Given request
Locate the string "Players" throughout the material and copy every line in which it occurs.
○ ○ ○ ○ ○ ○ ○
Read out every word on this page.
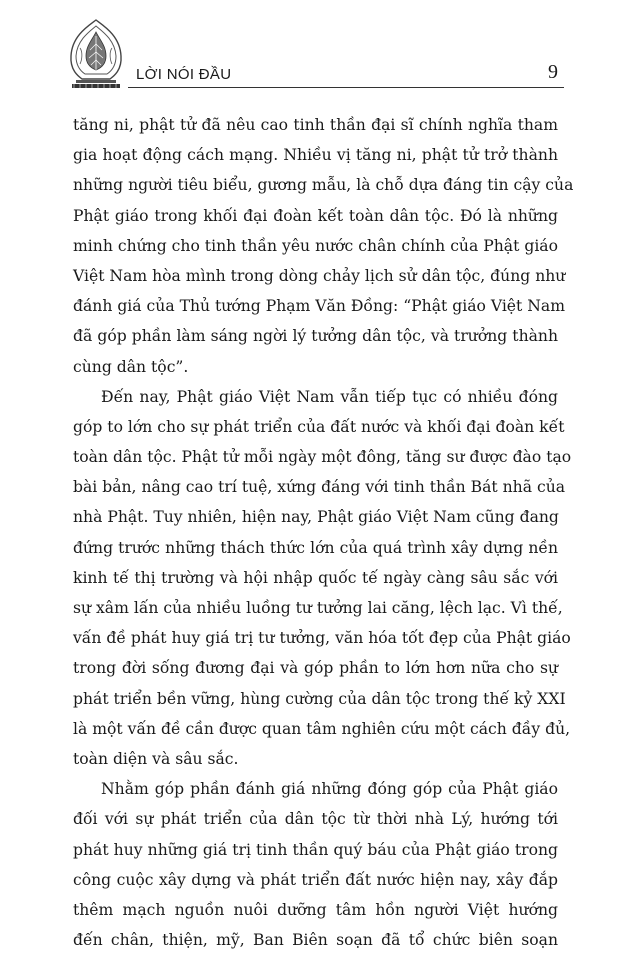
LỜI NÓI ĐẦU	9
tăng ni, phật tử đã nêu cao tinh thần đại sĩ chính nghĩa tham
gia hoạt động cách mạng. Nhiều vị tăng ni, phật tử trở thành
những người tiêu biểu, gương mẫu, là chỗ dựa đáng tin cậy của
Phật giáo trong khối đại đoàn kết toàn dân tộc. Đó là những
minh chứng cho tinh thần yêu nước chân chính của Phật giáo
Việt Nam hòa mình trong dòng chảy lịch sử dân tộc, đúng như
đánh giá của Thủ tướng Phạm Văn Đồng: “Phật giáo Việt Nam
đã góp phần làm sáng ngời lý tưởng dân tộc, và trưởng thành
cùng dân tộc”.
Đến nay, Phật giáo Việt Nam vẫn tiếp tục có nhiều đóng
góp to lớn cho sự phát triển của đất nước và khối đại đoàn kết
toàn dân tộc. Phật tử mỗi ngày một đông, tăng sư được đào tạo
bài bản, nâng cao trí tuệ, xứng đáng với tinh thần Bát nhã của
nhà Phật. Tuy nhiên, hiện nay, Phật giáo Việt Nam cũng đang
đứng trước những thách thức lớn của quá trình xây dựng nền
kinh tế thị trường và hội nhập quốc tế ngày càng sâu sắc với
sự xâm lấn của nhiều luồng tư tưởng lai căng, lệch lạc. Vì thế,
vấn đề phát huy giá trị tư tưởng, văn hóa tốt đẹp của Phật giáo
trong đời sống đương đại và góp phần to lớn hơn nữa cho sự
phát triển bền vững, hùng cường của dân tộc trong thế kỷ XXI
là một vấn đề cần được quan tâm nghiên cứu một cách đầy đủ,
toàn diện và sâu sắc.
Nhằm góp phần đánh giá những đóng góp của Phật giáo
đối với sự phát triển của dân tộc từ thời nhà Lý, hướng tới
phát huy những giá trị tinh thần quý báu của Phật giáo trong
công cuộc xây dựng và phát triển đất nước hiện nay, xây đắp
thêm mạch nguồn nuôi dưỡng tâm hồn người Việt hướng
đến chân, thiện, mỹ, Ban Biên soạn đã tổ chức biên soạn
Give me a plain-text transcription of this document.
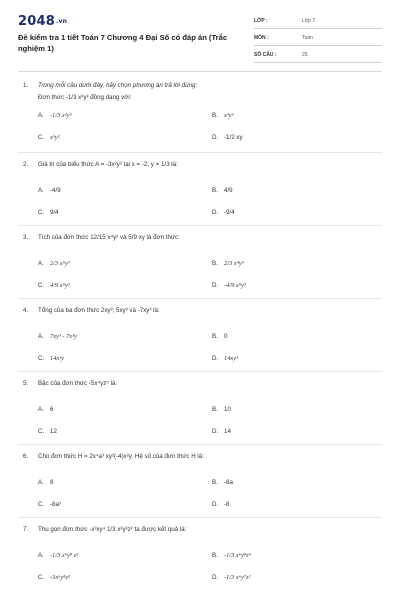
2048.vn
Đề kiểm tra 1 tiết Toán 7 Chương 4 Đại Số có đáp án (Trắc nghiệm 1)
LỚP :	Lớp 7
MÔN :	Toán
SỐ CÂU :	25
1. Trong mỗi câu dưới đây, hãy chọn phương án trả lời đúng:
Đơn thức -1/3 x²y³ đồng dạng với:
A. -1/3 x²y³	B. x³y²
C. x³y²	D. -1/2 xy
2. Giá trị của biểu thức A = -3x²y³ tại x = -2, y = 1/3 là:
A. -4/9	B. 4/9
C. 9/4	D. -9/4
3. Tích của đơn thức 12/15 x⁴y² và 5/9 xy là đơn thức:
A. 2/3 x⁵y³	B. 2/3 x⁴y³
C. 4/9 x⁵y³	D. -4/9 x⁵y³
4. Tổng của ba đơn thức 2xy³; 5xy³ và -7xy³ là:
A. 7xy³ - 7x³y	B. 0
C. 14x³y	D. 14xy³
5. Bậc của đơn thức -5x⁴yz⁵ là:
A. 6	B. 10
C. 12	D. 14
6. Cho đơn thức H = 2x⁴a³ xy²(-4)x²y. Hệ số của đơn thức H là:
A. 8	B. -8a
C. -8a³	D. -8
7. Thu gọn đơn thức -x³xy⁴ 1/3 x²y³z² ta được kết quả là:
A. -1/3 x⁶y⁸ z²	B. -1/3 x⁶y⁸z⁴
C. -3x⁶y⁸z²	D. -1/3 x⁶y⁷z²
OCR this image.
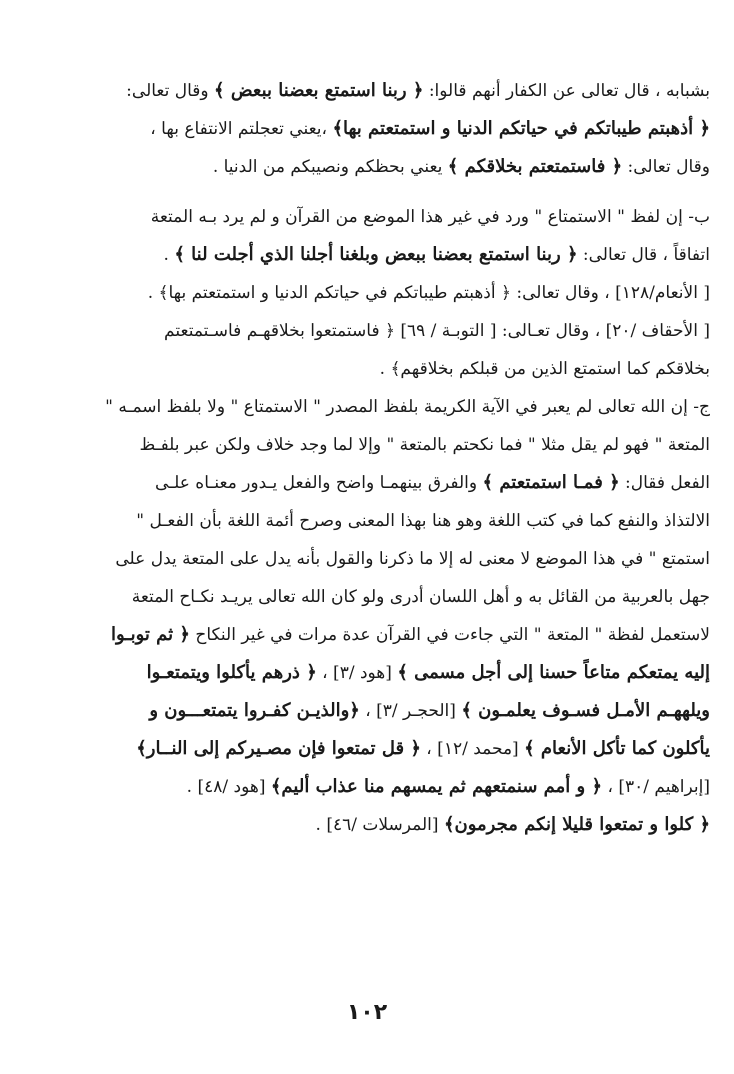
بشبابه ، قال تعالى عن الكفار أنهم قالوا: ﴿ ربنا استمتع بعضنا ببعض ﴾ وقال تعالى:
﴿ أذهبتم طيباتكم في حياتكم الدنيا و استمتعتم بها﴾ ،يعني تعجلتم الانتفاع بها ،
وقال تعالى: ﴿ فاستمتعتم بخلاقكم ﴾ يعني بحظكم ونصيبكم من الدنيا .
ب- إن لفظ " الاستمتاع " ورد في غير هذا الموضع من القرآن و لم يرد بـه المتعة
اتفاقاً ، قال تعالى: ﴿ ربنا استمتع بعضنا ببعض وبلغنا أجلنا الذي أجلت لنا ﴾ .
[ الأنعام/١٢٨] ، وقال تعالى: ﴿ أذهبتم طيباتكم في حياتكم الدنيا و استمتعتم بها﴾ .
[ الأحقاف /٢٠] ، وقال تعـالى: [ التوبـة / ٦٩] ﴿ فاستمتعوا بخلاقهـم فاسـتمتعتم
بخلاقكم كما استمتع الذين من قبلكم بخلاقهم﴾ .
ج- إن الله تعالى لم يعبر في الآية الكريمة بلفظ المصدر " الاستمتاع " ولا بلفظ اسمـه "
المتعة " فهو لم يقل مثلا " فما نكحتم بالمتعة " وإلا لما وجد خلاف ولكن عبر بلفـظ
الفعل فقال: ﴿ فمـا استمتعتم ﴾ والفرق بينهمـا واضح والفعل يـدور معنـاه علـى
الالتذاذ والنفع كما في كتب اللغة وهو هنا بهذا المعنى وصرح أئمة اللغة بأن الفعـل "
استمتع " في هذا الموضع لا معنى له إلا ما ذكرنا والقول بأنه يدل على المتعة يدل على
جهل بالعربية من القائل به و أهل اللسان أدرى ولو كان الله تعالى يريـد نكـاح المتعة
لاستعمل لفظة " المتعة " التي جاءت في القرآن عدة مرات في غير النكاح ﴿ ثم توبـوا
إليه يمتعكم متاعاً حسنا إلى أجل مسمى ﴾ [هود /٣] ، ﴿ ذرهم يأكلوا ويتمتعـوا
ويلههـم الأمـل فسـوف يعلمـون ﴾ [الحجـر /٣] ، ﴿والذيـن كفـروا يتمتعـــون و
يأكلون كما تأكل الأنعام ﴾ [محمد /١٢] ، ﴿ قل تمتعوا فإن مصـيركم إلى النــار﴾
[إبراهيم /٣٠] ، ﴿ و أمم سنمتعهم ثم يمسهم منا عذاب أليم﴾ [هود /٤٨] .
﴿ كلوا و تمتعوا قليلا إنكم مجرمون﴾ [المرسلات /٤٦] .
١٠٢
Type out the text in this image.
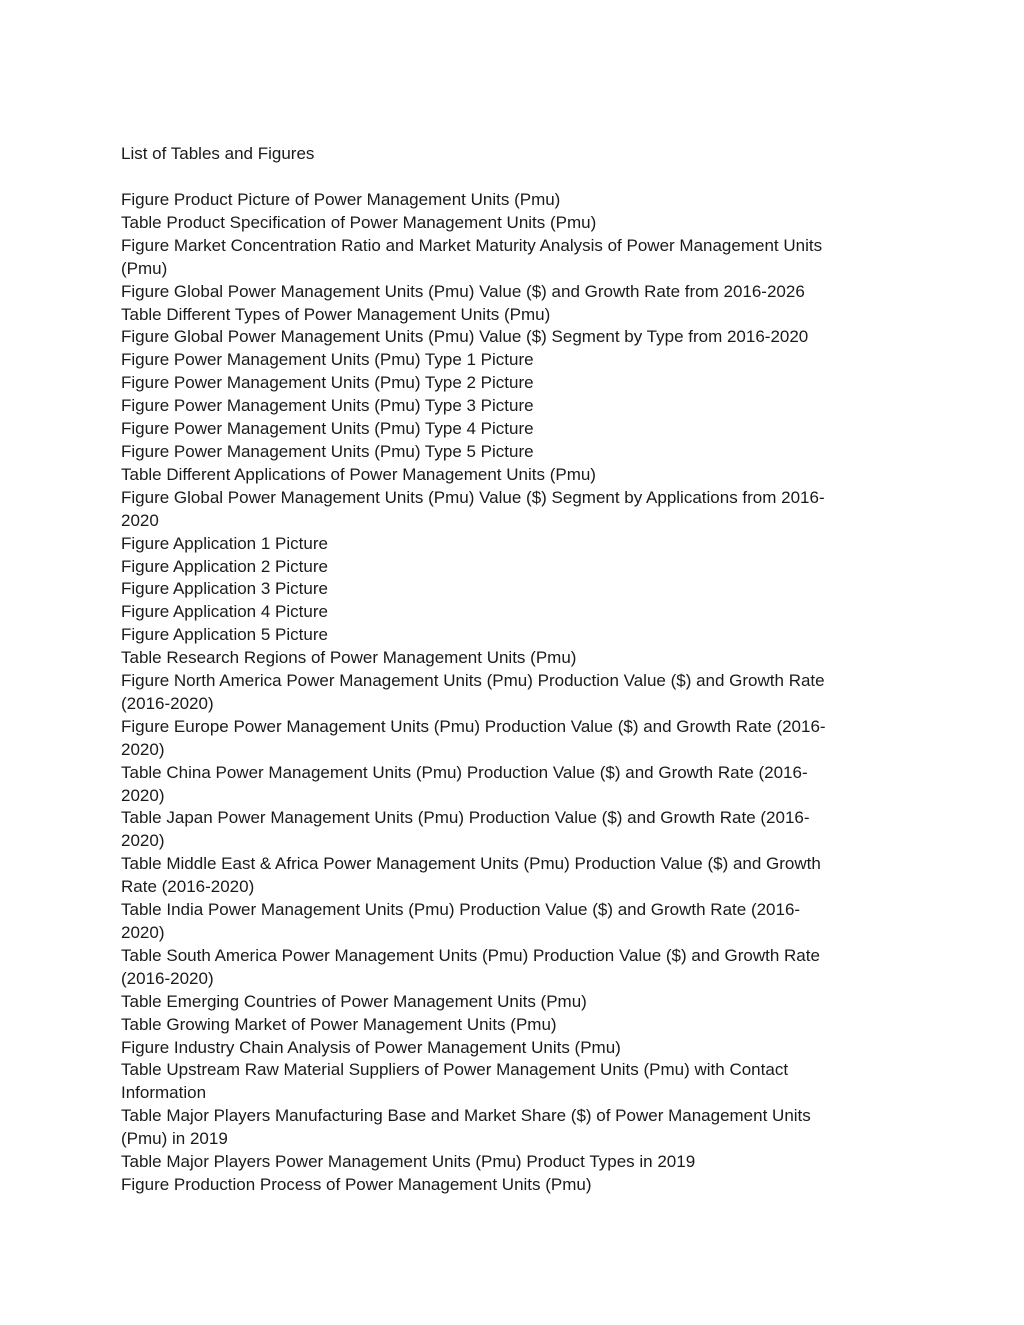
List of Tables and Figures
Figure Product Picture of Power Management Units (Pmu)
Table Product Specification of Power Management Units (Pmu)
Figure Market Concentration Ratio and Market Maturity Analysis of Power Management Units
(Pmu)
Figure Global Power Management Units (Pmu) Value ($) and Growth Rate from 2016-2026
Table Different Types of Power Management Units (Pmu)
Figure Global Power Management Units (Pmu) Value ($) Segment by Type from 2016-2020
Figure Power Management Units (Pmu) Type 1 Picture
Figure Power Management Units (Pmu) Type 2 Picture
Figure Power Management Units (Pmu) Type 3 Picture
Figure Power Management Units (Pmu) Type 4 Picture
Figure Power Management Units (Pmu) Type 5 Picture
Table Different Applications of Power Management Units (Pmu)
Figure Global Power Management Units (Pmu) Value ($) Segment by Applications from 2016-
2020
Figure Application 1 Picture
Figure Application 2 Picture
Figure Application 3 Picture
Figure Application 4 Picture
Figure Application 5 Picture
Table Research Regions of Power Management Units (Pmu)
Figure North America Power Management Units (Pmu) Production Value ($) and Growth Rate
(2016-2020)
Figure Europe Power Management Units (Pmu) Production Value ($) and Growth Rate (2016-
2020)
Table China Power Management Units (Pmu) Production Value ($) and Growth Rate (2016-
2020)
Table Japan Power Management Units (Pmu) Production Value ($) and Growth Rate (2016-
2020)
Table Middle East & Africa Power Management Units (Pmu) Production Value ($) and Growth
Rate (2016-2020)
Table India Power Management Units (Pmu) Production Value ($) and Growth Rate (2016-
2020)
Table South America Power Management Units (Pmu) Production Value ($) and Growth Rate
(2016-2020)
Table Emerging Countries of Power Management Units (Pmu)
Table Growing Market of Power Management Units (Pmu)
Figure Industry Chain Analysis of Power Management Units (Pmu)
Table Upstream Raw Material Suppliers of Power Management Units (Pmu) with Contact
Information
Table Major Players Manufacturing Base and Market Share ($) of Power Management Units
(Pmu) in 2019
Table Major Players Power Management Units (Pmu) Product Types in 2019
Figure Production Process of Power Management Units (Pmu)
○ ○ ○ ○ ○ ○ ○
Response for this exercise
Table Major Players Manufacturing Base and Market Share ($) of Power Management Units
Table Major Players Power Management Units (Pmu) Product Types in 2019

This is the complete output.